| Record excerpts |
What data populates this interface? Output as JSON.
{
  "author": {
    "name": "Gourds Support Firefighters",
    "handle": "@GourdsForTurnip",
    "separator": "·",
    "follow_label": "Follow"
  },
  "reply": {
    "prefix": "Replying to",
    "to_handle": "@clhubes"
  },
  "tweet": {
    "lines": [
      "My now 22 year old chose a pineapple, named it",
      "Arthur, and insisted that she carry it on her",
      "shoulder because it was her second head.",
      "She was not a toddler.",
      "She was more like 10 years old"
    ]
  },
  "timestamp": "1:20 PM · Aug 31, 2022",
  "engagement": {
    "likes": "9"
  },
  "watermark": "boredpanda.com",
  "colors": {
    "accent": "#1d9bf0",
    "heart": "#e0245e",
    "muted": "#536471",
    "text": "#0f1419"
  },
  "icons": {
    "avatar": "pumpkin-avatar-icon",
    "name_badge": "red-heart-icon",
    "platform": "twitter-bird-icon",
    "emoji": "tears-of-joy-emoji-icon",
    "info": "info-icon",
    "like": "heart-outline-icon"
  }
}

| The exercise |
Retype all of the material, keeping each line exact.

| Written response |
What data populates this interface? Output as JSON.
{
  "author": {
    "name": "Gourds Support Firefighters",
    "handle": "@GourdsForTurnip",
    "separator": "·",
    "follow_label": "Follow"
  },
  "reply": {
    "prefix": "Replying to",
    "to_handle": "@clhubes"
  },
  "tweet": {
    "lines": [
      "My now 22 year old chose a pineapple, named it",
      "Arthur, and insisted that she carry it on her",
      "shoulder because it was her second head.",
      "She was not a toddler.",
      "She was more like 10 years old"
    ]
  },
  "timestamp": "1:20 PM · Aug 31, 2022",
  "engagement": {
    "likes": "9"
  },
  "watermark": "boredpanda.com",
  "colors": {
    "accent": "#1d9bf0",
    "heart": "#e0245e",
    "muted": "#536471",
    "text": "#0f1419"
  },
  "icons": {
    "avatar": "pumpkin-avatar-icon",
    "name_badge": "red-heart-icon",
    "platform": "twitter-bird-icon",
    "emoji": "tears-of-joy-emoji-icon",
    "info": "info-icon",
    "like": "heart-outline-icon"
  }
}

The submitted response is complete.